## BRIEF
The exercise asks you to copy every line below in which "Historical" appears.
— start RECORD EXTRACTS —
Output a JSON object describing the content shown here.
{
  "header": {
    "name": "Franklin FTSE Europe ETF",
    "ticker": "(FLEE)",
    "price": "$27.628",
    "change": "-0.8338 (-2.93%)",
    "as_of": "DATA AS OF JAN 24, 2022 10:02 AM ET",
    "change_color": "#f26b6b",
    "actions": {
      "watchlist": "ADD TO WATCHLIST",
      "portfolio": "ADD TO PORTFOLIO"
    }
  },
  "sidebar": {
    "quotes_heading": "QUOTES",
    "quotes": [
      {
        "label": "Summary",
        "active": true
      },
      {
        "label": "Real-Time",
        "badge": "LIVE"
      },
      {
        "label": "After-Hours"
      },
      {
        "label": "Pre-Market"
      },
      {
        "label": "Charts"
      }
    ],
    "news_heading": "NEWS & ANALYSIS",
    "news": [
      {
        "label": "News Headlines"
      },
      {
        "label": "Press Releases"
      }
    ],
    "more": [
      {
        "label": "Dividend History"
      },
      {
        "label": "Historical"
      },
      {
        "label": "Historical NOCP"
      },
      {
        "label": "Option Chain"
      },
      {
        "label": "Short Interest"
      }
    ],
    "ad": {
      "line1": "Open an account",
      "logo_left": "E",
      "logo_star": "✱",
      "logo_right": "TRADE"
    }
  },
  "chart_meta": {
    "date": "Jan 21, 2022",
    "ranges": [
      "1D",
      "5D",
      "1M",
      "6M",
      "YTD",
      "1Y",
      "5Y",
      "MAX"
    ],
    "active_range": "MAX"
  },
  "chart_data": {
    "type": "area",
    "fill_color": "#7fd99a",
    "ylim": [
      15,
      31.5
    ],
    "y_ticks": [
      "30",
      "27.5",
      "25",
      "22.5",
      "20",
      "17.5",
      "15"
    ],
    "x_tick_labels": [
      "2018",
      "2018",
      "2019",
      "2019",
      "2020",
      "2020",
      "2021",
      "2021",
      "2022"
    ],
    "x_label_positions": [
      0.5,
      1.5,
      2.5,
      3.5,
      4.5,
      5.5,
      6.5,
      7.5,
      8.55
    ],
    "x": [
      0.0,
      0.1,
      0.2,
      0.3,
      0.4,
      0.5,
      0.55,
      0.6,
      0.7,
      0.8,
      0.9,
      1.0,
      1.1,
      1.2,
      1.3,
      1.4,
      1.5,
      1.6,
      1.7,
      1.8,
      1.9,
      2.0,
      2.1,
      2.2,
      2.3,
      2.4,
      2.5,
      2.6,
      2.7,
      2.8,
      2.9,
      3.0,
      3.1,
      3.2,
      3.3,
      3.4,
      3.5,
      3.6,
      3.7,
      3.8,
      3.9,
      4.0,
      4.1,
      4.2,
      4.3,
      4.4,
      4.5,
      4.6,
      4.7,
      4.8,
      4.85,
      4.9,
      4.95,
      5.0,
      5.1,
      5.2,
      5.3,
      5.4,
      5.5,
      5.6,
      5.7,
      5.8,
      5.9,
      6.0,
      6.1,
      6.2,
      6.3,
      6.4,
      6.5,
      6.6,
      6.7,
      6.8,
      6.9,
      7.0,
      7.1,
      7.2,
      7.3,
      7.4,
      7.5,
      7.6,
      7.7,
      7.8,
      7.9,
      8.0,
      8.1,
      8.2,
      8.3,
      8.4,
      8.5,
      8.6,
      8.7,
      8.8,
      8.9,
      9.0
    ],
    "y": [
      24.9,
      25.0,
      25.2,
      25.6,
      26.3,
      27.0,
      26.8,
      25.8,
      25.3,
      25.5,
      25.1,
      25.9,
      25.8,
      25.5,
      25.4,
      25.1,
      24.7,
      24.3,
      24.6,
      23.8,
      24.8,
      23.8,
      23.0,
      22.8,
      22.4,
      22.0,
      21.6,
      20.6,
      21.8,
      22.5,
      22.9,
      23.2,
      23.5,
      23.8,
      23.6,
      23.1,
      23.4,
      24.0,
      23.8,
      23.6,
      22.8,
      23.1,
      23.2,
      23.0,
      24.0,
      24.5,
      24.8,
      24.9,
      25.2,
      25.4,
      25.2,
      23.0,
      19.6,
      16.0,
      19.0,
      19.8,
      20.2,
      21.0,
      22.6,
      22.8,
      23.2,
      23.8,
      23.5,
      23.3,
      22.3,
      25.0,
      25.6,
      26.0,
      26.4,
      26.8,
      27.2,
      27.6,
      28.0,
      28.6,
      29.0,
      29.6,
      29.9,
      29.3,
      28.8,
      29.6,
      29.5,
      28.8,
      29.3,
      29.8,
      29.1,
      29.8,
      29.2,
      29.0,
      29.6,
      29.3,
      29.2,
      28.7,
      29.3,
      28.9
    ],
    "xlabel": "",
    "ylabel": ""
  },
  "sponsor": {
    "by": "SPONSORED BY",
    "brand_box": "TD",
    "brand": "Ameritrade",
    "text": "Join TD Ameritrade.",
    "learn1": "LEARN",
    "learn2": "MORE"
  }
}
— end RECORD EXTRACTS —
## WRITTEN RESPONSE
        "label": "Historical"
        "label": "Historical NOCP"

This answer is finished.